Segment Start: EXTRACT PROVIDED
Ancient Stone Age Settlement Discovered At The Bottom Of A Lake In Finland

Drone Photo Of Kammarlahti Excavation
A drone photo on the excavation area on the west side of Kammarlahti.

Before this discovery, there was a 4,000-year-old gap in archaeological evidence of human activity in the area.

A newly discovered ancient settlement submerged in a Finnish lake is giving fresh clues about life for humans in the Stone Age.

At the bottom of Lake Kuolimo in Kammarlahti, a town in southeast Finland, archaeologists uncovered the remains of a settlement believed to be about 8,000 to 9,000 years old, according to a release from EurekAlert.

This discovery is the first of its kind in Finland and it has provided archaeologists with a much clearer picture of human life in the area during the Mesolithic and Early Neolithic periods of the Stone Age. Previously there was a massive 4,000-year-old gap in information about human activity, according to IBTimes.

Archaeologists from Finland, Sweden, and Denmark all teamed up to study the lakebed through underwater excavations and sediment analysis, in hopes of finding answers about day-to-day lives of the people who lived in the area thousands of years ago. They ended up discovering a Finnish archaeological gold mine.

The team discovered an underwater hearth as well as implements used to shape stone tools.

“In one of the test pits, we found a distinct layer of burned soil, charcoal and burned rocks,” Satu Koivisto, a postdoctoral researcher and the project’s head, said in the report on EurekAlert. “Quartz flakes were also found in the surrounding test pits and these remains show that quartz artifacts had been made at the site during the Stone Age.”

Koivisto told YLE Uutiset that they also found a stove structure about one meter below the lake’s surface. The researchers said that it was possible for this settlement to exist in its unusual underwater spot because 8,000 to 9,000 years ago, the water levels of the lake were much lower.
Segment End: EXTRACT PROVIDED
Segment Start: DATA SECTION
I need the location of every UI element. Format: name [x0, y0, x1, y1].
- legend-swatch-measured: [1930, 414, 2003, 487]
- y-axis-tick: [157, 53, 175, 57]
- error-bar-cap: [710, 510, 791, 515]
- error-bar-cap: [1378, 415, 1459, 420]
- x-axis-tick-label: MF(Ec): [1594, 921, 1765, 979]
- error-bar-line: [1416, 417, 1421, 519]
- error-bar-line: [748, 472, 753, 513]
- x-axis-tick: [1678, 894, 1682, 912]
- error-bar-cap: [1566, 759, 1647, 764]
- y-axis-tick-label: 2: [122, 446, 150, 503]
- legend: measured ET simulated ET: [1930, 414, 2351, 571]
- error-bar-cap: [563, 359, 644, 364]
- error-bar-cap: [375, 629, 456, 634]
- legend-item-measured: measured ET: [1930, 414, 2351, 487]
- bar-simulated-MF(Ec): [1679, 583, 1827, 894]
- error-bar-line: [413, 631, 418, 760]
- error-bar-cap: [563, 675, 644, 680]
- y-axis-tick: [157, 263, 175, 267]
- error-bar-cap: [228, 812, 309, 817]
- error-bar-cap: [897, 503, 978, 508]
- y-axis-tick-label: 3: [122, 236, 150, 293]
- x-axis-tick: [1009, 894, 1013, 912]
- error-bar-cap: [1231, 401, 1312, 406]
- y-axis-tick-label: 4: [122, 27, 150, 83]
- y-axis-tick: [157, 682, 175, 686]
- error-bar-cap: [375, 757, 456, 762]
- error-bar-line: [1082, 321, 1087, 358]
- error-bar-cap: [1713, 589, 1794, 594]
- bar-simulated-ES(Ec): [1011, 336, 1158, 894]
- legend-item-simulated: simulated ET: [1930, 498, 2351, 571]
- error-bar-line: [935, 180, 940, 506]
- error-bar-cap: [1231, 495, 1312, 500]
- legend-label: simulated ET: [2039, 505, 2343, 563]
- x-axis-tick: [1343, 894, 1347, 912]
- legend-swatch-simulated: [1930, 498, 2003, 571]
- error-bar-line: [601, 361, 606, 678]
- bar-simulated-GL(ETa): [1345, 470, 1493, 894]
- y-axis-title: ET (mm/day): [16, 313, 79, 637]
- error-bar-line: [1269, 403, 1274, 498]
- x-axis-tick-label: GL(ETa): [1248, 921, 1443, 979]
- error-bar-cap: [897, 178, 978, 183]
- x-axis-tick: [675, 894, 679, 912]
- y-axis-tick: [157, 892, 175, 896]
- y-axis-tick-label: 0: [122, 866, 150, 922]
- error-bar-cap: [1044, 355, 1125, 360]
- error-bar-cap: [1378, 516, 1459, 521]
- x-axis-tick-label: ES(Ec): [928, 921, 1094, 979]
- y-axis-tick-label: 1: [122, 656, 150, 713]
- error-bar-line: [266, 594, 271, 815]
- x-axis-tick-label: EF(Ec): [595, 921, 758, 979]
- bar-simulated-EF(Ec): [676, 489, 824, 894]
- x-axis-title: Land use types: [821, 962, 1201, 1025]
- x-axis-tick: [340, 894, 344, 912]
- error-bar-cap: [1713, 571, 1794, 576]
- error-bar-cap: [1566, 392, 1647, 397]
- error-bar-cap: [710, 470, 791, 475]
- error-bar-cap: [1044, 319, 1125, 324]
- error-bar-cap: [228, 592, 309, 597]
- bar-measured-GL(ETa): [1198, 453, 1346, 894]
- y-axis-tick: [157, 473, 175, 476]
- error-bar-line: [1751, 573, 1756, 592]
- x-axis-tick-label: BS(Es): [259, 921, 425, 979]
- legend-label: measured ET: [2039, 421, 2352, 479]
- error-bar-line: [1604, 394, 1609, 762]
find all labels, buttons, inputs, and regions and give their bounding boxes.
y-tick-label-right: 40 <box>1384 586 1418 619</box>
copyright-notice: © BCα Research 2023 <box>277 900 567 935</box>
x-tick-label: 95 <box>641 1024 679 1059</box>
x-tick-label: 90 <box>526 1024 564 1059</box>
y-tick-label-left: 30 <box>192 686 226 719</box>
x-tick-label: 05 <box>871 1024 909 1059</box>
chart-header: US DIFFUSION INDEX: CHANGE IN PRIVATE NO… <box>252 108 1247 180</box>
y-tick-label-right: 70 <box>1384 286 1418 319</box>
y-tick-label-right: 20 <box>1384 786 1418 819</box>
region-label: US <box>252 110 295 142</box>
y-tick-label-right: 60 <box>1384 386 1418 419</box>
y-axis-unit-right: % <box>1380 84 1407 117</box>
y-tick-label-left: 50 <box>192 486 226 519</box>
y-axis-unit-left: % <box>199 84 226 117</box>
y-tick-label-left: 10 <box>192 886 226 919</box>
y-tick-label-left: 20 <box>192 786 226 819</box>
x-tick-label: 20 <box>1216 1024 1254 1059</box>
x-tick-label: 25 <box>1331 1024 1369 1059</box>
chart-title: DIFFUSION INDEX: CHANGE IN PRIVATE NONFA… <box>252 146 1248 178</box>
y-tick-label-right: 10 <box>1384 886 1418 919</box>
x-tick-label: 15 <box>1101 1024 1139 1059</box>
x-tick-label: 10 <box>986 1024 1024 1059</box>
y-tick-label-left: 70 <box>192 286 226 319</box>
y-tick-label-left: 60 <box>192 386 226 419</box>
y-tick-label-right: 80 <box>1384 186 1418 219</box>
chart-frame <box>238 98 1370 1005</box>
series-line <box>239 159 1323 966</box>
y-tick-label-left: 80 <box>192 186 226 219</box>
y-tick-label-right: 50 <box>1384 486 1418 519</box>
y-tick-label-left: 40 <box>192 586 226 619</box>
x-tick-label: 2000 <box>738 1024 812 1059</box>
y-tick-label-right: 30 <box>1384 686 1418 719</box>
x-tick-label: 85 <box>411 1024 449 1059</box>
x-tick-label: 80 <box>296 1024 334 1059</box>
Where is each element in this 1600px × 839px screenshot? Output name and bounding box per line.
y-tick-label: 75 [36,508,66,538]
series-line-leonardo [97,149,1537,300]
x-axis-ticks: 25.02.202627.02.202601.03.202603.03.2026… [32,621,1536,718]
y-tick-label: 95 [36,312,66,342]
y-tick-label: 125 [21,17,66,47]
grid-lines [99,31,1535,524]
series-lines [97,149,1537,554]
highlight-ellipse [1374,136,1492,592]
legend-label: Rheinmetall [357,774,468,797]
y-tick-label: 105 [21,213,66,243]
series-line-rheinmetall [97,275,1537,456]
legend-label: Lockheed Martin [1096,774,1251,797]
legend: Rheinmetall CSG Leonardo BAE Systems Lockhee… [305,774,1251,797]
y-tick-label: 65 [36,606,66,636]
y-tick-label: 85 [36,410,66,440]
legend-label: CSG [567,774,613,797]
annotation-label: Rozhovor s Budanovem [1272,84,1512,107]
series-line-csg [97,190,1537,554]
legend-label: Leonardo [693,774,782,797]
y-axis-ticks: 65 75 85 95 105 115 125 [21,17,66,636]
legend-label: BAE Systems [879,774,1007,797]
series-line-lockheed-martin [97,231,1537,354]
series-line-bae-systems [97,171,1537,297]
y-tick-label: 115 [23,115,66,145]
Segment End: DATA SECTION
_WHAT TO DO_:
a) In the article on the Finnish lake settlement, how deep below the lake's surface was the stove structure found?
b) Pick up the article about the Stone Age settlement in Lake Kuolimo after its last sentence and keep writing.

_REPLIES_:
a) About one meter below the surface.

b)
Eveliina Salo Taking Samples
Diver Eveliina Salo taking sample of the hearth structure.

Koivisto explained that the water levels were nearly 20 meters lower during the Stone Age, and didn’t rise up to its current level until about 6,000 years ago.

Part of the reason why researchers are so excited about this discovery is that they believe that it is going to open new doors for archaeology in Finland.

“With the excavation equipment tested in the underwater research at Kammarlahti, we may also be able to find other submerged sites at similar locations,” said Koivisto. “For this reason, the discovery opens up an entirely new era in the research into the Finnish Stone Age.”

Koivisto said that many of the area’s surrounding lakes could have the potential to house similar settlements and that the new equipment that they used at Lake Kuolimo might help uncover them.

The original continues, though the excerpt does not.